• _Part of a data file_
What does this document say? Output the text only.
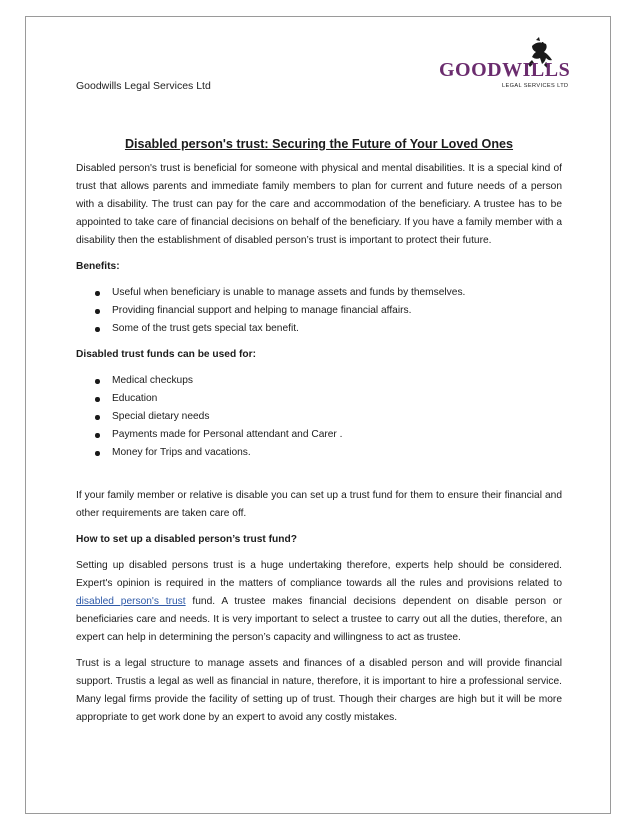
Goodwills Legal Services Ltd
GOODWILLS
LEGAL SERVICES LTD
Disabled person's trust: Securing the Future of Your Loved Ones

Disabled person's trust is beneficial for someone with physical and mental disabilities. It is a special kind of trust that allows parents and immediate family members to plan for current and future needs of a person with a disability. The trust can pay for the care and accommodation of the beneficiary. A trustee has to be appointed to take care of financial decisions on behalf of the beneficiary. If you have a family member with a disability then the establishment of disabled person’s trust is important to protect their future.

Benefits:
Useful when beneficiary is unable to manage assets and funds by themselves.
Providing financial support and helping to manage financial affairs.
Some of the trust gets special tax benefit.
Disabled trust funds can be used for:
Medical checkups
Education
Special dietary needs
Payments made for Personal attendant and Carer .
Money for Trips and vacations.

If your family member or relative is disable you can set up a trust fund for them to ensure their financial and other requirements are taken care off.

How to set up a disabled person’s trust fund?

Setting up disabled persons trust is a huge undertaking therefore, experts help should be considered. Expert's opinion is required in the matters of compliance towards all the rules and provisions related to disabled person's trust fund. A trustee makes financial decisions dependent on disable person or beneficiaries care and needs. It is very important to select a trustee to carry out all the duties, therefore, an expert can help in determining the person’s capacity and willingness to act as trustee.

Trust is a legal structure to manage assets and finances of a disabled person and will provide financial support. Trustis a legal as well as financial in nature, therefore, it is important to hire a professional service. Many legal firms provide the facility of setting up of trust. Though their charges are high but it will be more appropriate to get work done by an expert to avoid any costly mistakes.
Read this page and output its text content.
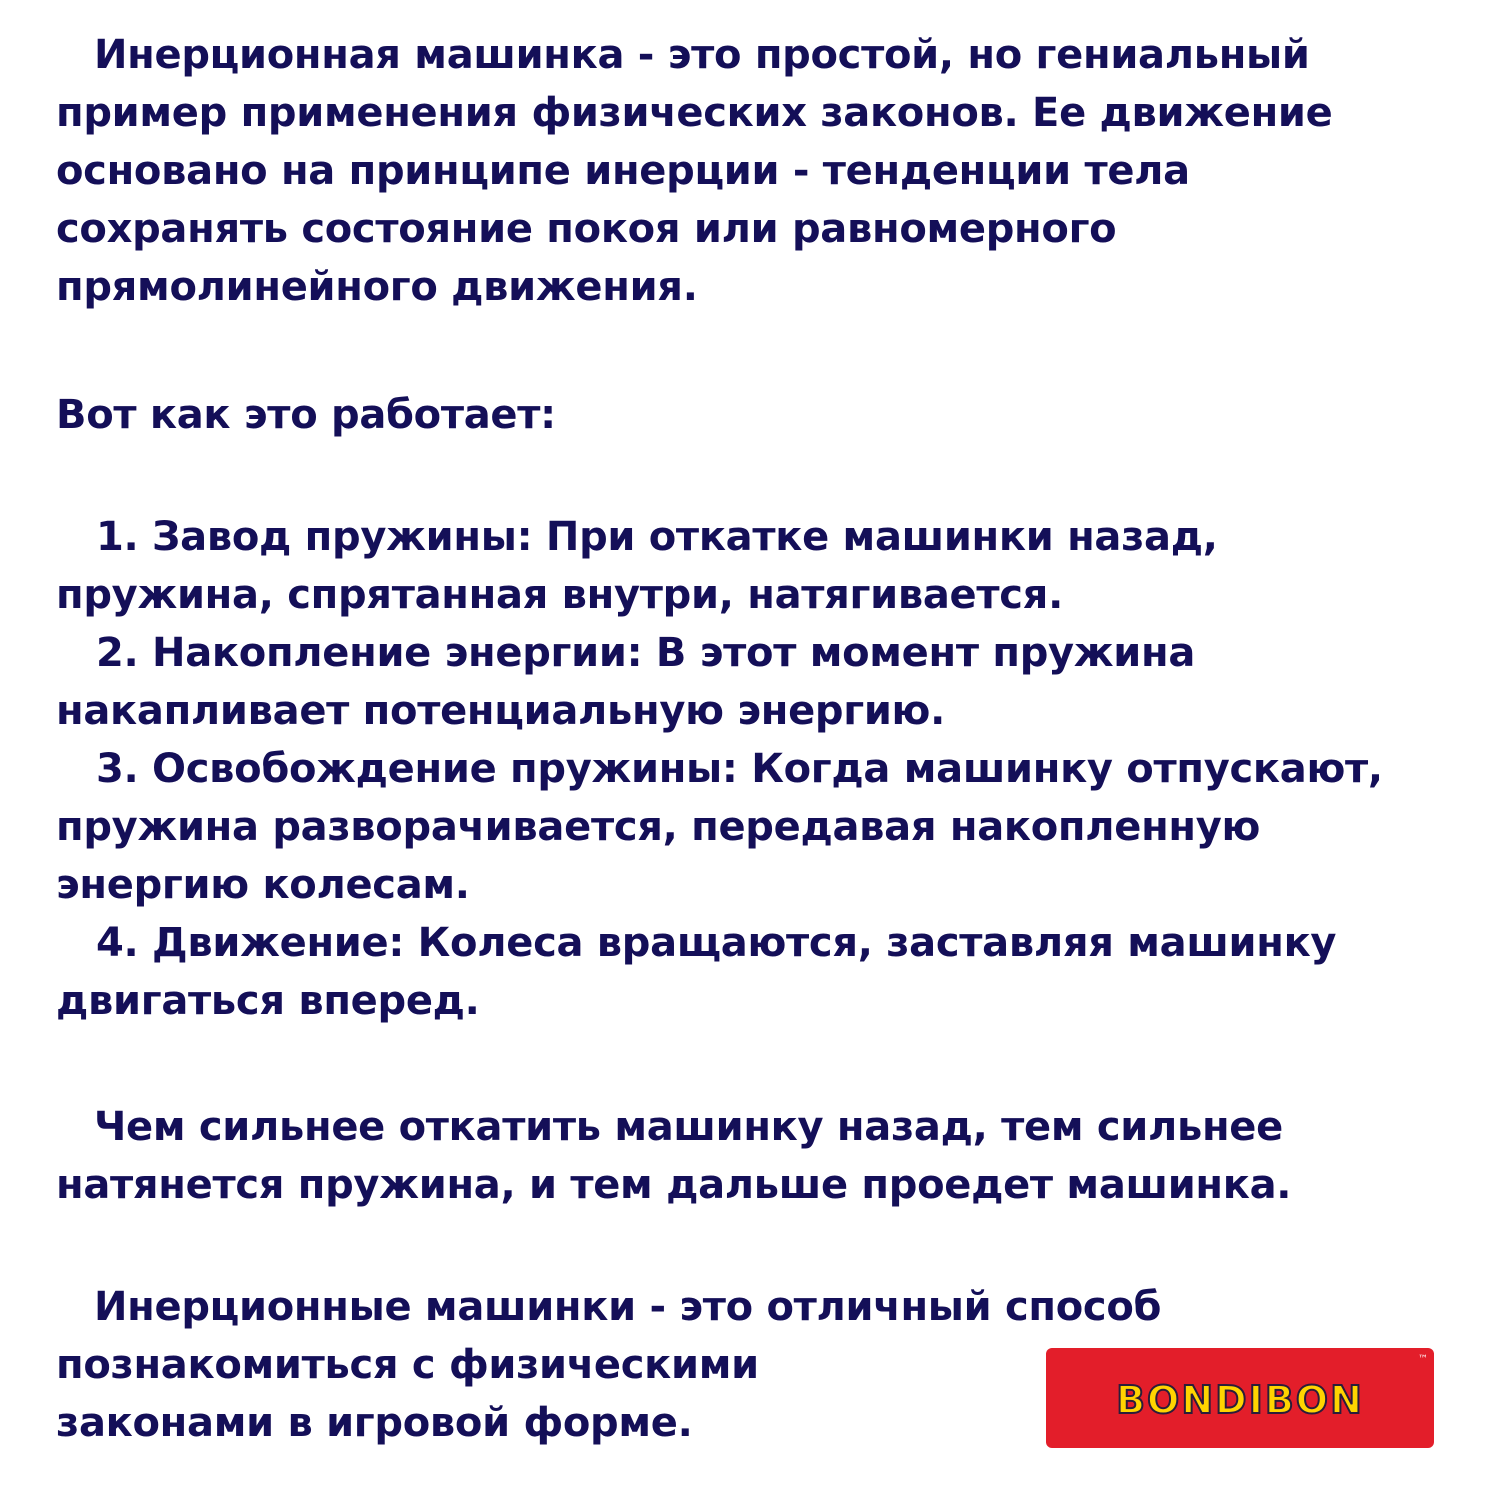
Инерционная машинка - это простой, но гениальный
пример применения физических законов. Ее движение
основано на принципе инерции - тенденции тела
сохранять состояние покоя или равномерного
прямолинейного движения.
Вот как это работает:
1. Завод пружины: При откатке машинки назад,
пружина, спрятанная внутри, натягивается.
2. Накопление энергии: В этот момент пружина
накапливает потенциальную энергию.
3. Освобождение пружины: Когда машинку отпускают,
пружина разворачивается, передавая накопленную
энергию колесам.
4. Движение: Колеса вращаются, заставляя машинку
двигаться вперед.
Чем сильнее откатить машинку назад, тем сильнее
натянется пружина, и тем дальше проедет машинка.
Инерционные машинки - это отличный способ
познакомиться с физическими
законами в игровой форме.
™
BONDIBON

• _TASK INSTRUCTIONS_
Write out each line of the data exactly; the images should be left out.

• _RESPONSE FOR THIS EXERCISE_
What does this document say? Output the text only.
Goodwills Legal Services Ltd
GOODWILLS
LEGAL SERVICES LTD
Disabled person's trust: Securing the Future of Your Loved Ones

Disabled person's trust is beneficial for someone with physical and mental disabilities. It is a special kind of trust that allows parents and immediate family members to plan for current and future needs of a person with a disability. The trust can pay for the care and accommodation of the beneficiary. A trustee has to be appointed to take care of financial decisions on behalf of the beneficiary. If you have a family member with a disability then the establishment of disabled person’s trust is important to protect their future.

Benefits:
Useful when beneficiary is unable to manage assets and funds by themselves.
Providing financial support and helping to manage financial affairs.
Some of the trust gets special tax benefit.
Disabled trust funds can be used for:
Medical checkups
Education
Special dietary needs
Payments made for Personal attendant and Carer .
Money for Trips and vacations.

If your family member or relative is disable you can set up a trust fund for them to ensure their financial and other requirements are taken care off.

How to set up a disabled person’s trust fund?

Setting up disabled persons trust is a huge undertaking therefore, experts help should be considered. Expert's opinion is required in the matters of compliance towards all the rules and provisions related to disabled person's trust fund. A trustee makes financial decisions dependent on disable person or beneficiaries care and needs. It is very important to select a trustee to carry out all the duties, therefore, an expert can help in determining the person’s capacity and willingness to act as trustee.

Trust is a legal structure to manage assets and finances of a disabled person and will provide financial support. Trustis a legal as well as financial in nature, therefore, it is important to hire a professional service. Many legal firms provide the facility of setting up of trust. Though their charges are high but it will be more appropriate to get work done by an expert to avoid any costly mistakes.
Read this page and output its text content.
Инерционная машинка - это простой, но гениальный
пример применения физических законов. Ее движение
основано на принципе инерции - тенденции тела
сохранять состояние покоя или равномерного
прямолинейного движения.
Вот как это работает:
1. Завод пружины: При откатке машинки назад,
пружина, спрятанная внутри, натягивается.
2. Накопление энергии: В этот момент пружина
накапливает потенциальную энергию.
3. Освобождение пружины: Когда машинку отпускают,
пружина разворачивается, передавая накопленную
энергию колесам.
4. Движение: Колеса вращаются, заставляя машинку
двигаться вперед.
Чем сильнее откатить машинку назад, тем сильнее
натянется пружина, и тем дальше проедет машинка.
Инерционные машинки - это отличный способ
познакомиться с физическими
законами в игровой форме.
™
BONDIBON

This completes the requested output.